* Begin Provided entries *
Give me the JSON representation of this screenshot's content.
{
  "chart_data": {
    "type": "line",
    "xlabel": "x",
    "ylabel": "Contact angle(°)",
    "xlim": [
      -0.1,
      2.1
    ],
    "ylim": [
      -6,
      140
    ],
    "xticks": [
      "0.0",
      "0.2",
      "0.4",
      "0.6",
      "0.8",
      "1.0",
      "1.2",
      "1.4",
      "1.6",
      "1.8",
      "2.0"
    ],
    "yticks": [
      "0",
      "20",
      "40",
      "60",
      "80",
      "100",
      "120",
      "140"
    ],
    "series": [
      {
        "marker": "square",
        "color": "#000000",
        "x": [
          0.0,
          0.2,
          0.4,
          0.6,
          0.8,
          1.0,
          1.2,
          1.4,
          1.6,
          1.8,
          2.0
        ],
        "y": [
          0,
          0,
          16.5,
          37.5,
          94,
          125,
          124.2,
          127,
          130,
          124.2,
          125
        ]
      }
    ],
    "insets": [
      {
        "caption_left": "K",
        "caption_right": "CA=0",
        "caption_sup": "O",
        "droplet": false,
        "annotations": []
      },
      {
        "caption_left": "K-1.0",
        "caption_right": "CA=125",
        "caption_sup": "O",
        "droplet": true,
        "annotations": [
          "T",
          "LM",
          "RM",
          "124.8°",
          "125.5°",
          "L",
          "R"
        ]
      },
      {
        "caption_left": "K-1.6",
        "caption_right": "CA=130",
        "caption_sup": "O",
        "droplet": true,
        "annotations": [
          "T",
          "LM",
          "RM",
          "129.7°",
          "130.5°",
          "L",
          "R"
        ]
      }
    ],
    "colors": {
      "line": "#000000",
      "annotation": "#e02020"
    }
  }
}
* End Provided entries *
## Task objective
Each record above should be restated word for word.

## Output for this exercise
Give me the JSON representation of this screenshot's content.
{
  "chart_data": {
    "type": "line",
    "xlabel": "x",
    "ylabel": "Contact angle(°)",
    "xlim": [
      -0.1,
      2.1
    ],
    "ylim": [
      -6,
      140
    ],
    "xticks": [
      "0.0",
      "0.2",
      "0.4",
      "0.6",
      "0.8",
      "1.0",
      "1.2",
      "1.4",
      "1.6",
      "1.8",
      "2.0"
    ],
    "yticks": [
      "0",
      "20",
      "40",
      "60",
      "80",
      "100",
      "120",
      "140"
    ],
    "series": [
      {
        "marker": "square",
        "color": "#000000",
        "x": [
          0.0,
          0.2,
          0.4,
          0.6,
          0.8,
          1.0,
          1.2,
          1.4,
          1.6,
          1.8,
          2.0
        ],
        "y": [
          0,
          0,
          16.5,
          37.5,
          94,
          125,
          124.2,
          127,
          130,
          124.2,
          125
        ]
      }
    ],
    "insets": [
      {
        "caption_left": "K",
        "caption_right": "CA=0",
        "caption_sup": "O",
        "droplet": false,
        "annotations": []
      },
      {
        "caption_left": "K-1.0",
        "caption_right": "CA=125",
        "caption_sup": "O",
        "droplet": true,
        "annotations": [
          "T",
          "LM",
          "RM",
          "124.8°",
          "125.5°",
          "L",
          "R"
        ]
      },
      {
        "caption_left": "K-1.6",
        "caption_right": "CA=130",
        "caption_sup": "O",
        "droplet": true,
        "annotations": [
          "T",
          "LM",
          "RM",
          "129.7°",
          "130.5°",
          "L",
          "R"
        ]
      }
    ],
    "colors": {
      "line": "#000000",
      "annotation": "#e02020"
    }
  }
}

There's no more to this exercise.